Passage provided.
Ibibo Group
- Type: Private
- Industry: Online Travel
- Founded: 2007; 19 years ago
- Founder: Ashish Kashyap
- Headquarters: Gurugram, Haryana, India
- Key people: Parikshit Choudhry (CBO); Sunil Suresh (CMO); Vikalp Sahni (CTO); Yuvaraj Srivastava (CHRO); Pankaj Jain (CFO);
- Products: Flight, holiday, bus and train bookings
- Parent: Naspers (until 2016); MakeMyTrip (2016–present);
- Website: goibibo.com

= Ibibo =

Online travel organisation, subsidiary of MakeMyTrip Limited

Ibibo Group is an online Indian travel organization founded in January 2007 by Ashish Kashyap. The company is a subsidiary of MakeMyTrip (MMT) Limited, which owns a 100% stake in Ibibo Group.

The group owns the B2C online travel aggregator Goibibo, and online bus ticketing platform RedBus.in.

Given records.

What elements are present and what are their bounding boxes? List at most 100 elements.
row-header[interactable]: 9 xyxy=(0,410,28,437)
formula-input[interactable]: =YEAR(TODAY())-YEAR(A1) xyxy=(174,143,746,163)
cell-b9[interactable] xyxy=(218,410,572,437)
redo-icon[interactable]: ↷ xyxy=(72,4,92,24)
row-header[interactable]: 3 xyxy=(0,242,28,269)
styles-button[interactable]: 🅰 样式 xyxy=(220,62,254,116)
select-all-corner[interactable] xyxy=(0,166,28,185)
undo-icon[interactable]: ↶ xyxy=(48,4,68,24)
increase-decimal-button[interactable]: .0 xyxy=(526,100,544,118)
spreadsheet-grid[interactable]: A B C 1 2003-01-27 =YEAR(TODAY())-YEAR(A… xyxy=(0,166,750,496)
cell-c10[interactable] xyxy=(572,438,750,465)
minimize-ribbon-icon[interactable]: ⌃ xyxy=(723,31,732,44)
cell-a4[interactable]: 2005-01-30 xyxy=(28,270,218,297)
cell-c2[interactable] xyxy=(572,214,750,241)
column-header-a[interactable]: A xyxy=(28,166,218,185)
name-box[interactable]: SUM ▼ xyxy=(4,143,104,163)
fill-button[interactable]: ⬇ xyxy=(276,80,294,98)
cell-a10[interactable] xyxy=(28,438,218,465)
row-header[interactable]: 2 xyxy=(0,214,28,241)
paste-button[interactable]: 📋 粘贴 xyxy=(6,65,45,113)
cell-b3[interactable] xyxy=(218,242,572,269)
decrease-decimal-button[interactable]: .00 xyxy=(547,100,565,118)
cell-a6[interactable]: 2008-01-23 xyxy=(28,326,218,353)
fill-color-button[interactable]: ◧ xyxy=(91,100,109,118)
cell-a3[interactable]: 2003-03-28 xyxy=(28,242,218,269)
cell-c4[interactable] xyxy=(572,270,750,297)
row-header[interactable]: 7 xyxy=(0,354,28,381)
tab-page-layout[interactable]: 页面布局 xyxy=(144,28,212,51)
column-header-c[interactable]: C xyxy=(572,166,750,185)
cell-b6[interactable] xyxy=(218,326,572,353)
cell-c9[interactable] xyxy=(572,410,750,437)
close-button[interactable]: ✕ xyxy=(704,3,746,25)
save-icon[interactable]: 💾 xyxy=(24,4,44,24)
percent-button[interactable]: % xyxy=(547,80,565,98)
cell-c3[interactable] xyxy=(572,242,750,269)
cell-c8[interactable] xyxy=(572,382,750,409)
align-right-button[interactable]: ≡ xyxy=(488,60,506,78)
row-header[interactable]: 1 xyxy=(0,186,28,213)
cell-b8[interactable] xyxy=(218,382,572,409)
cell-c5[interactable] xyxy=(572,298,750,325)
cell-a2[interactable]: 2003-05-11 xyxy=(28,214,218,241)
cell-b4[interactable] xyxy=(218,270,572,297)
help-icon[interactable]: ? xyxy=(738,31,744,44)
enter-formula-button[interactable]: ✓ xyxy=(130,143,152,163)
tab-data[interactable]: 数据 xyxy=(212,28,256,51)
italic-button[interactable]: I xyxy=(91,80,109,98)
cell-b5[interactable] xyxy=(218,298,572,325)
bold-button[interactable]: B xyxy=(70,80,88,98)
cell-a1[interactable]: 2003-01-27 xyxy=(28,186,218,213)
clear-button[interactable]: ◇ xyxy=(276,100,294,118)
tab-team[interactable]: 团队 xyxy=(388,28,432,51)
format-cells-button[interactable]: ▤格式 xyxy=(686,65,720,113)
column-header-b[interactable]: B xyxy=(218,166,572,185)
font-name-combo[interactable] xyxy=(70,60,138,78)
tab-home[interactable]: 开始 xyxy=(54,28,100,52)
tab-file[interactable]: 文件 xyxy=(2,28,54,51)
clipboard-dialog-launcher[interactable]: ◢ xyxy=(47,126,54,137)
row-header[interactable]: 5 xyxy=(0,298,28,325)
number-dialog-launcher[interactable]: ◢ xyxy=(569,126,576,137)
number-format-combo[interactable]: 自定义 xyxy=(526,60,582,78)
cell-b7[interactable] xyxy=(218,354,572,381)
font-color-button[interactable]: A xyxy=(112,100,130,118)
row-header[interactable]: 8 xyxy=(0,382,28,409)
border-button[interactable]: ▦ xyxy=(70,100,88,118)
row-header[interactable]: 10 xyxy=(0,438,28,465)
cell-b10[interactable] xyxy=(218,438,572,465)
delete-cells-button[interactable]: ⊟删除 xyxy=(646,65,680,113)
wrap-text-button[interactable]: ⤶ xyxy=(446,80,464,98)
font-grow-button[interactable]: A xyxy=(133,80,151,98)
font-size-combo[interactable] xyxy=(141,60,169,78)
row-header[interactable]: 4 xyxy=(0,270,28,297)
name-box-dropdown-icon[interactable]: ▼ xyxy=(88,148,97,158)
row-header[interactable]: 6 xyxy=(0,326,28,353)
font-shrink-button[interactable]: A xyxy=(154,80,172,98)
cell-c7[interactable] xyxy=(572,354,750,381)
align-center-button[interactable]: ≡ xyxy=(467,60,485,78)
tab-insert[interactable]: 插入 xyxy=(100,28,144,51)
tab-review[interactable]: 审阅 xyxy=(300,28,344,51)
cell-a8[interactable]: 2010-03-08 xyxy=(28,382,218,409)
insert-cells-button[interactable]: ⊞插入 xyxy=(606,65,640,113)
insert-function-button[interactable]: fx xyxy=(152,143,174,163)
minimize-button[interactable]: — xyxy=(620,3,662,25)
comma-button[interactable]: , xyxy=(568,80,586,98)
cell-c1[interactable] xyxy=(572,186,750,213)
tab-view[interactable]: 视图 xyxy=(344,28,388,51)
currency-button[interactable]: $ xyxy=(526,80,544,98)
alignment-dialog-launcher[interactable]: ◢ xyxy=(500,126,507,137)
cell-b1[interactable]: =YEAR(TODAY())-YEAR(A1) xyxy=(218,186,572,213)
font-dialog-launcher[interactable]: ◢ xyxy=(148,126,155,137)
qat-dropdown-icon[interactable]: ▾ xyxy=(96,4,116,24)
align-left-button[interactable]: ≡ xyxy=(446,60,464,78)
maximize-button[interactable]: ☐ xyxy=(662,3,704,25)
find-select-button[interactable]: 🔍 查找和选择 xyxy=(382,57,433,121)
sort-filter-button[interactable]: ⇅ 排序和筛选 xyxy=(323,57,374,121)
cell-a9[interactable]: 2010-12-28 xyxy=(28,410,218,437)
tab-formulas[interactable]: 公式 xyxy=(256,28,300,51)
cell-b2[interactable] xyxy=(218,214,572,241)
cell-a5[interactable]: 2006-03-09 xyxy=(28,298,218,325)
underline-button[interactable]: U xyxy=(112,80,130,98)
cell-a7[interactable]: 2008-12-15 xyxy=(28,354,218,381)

What you need to do.
A. According to the passage about Ibibo Group, what share of Ibibo Group does MakeMyTrip Limited own?
B. Write the next part of the passage about Ibibo Group, starting after its final sentence.

Exercise answers.
A. MakeMyTrip Limited owns a 100% stake in Ibibo Group.

B.
On 31 January 2017, MakeMyTrip (MMT) acquired the ibibo Group by purchasing 100% equity interest in the ibibo Group from MIH Internet, an indirect subsidiary of Naspers, pursuant to a Transaction Agreement dated 18 October 2016.

== History ==
Ibibo started as a social networking service in 2007, and later changed to become an e-commerce and travel organisation. In 2009 Goibibo.com was launched.

== Acquisition and investments ==

=== Bixee ===
Bixee is a former job search engine for India, and an example of both vertical search and metasearch (not to be confused with Bixby, Samsung's voice assistant). It was launched in late 2005. The company also launched Pixrat, which is a social photo bookmarking service. Bixee was acquired by ibibo, the Indian arm of the South African media giant Naspers, in December 2006.

=== Goibibo ===
Goibibo was launched in 2009 and is part of ibibo Group. It was co-founded by Sanjay Bhasin and Vikalp Sahni. Goibibo is India's largest hotels aggregator and also one of the leading air aggregator.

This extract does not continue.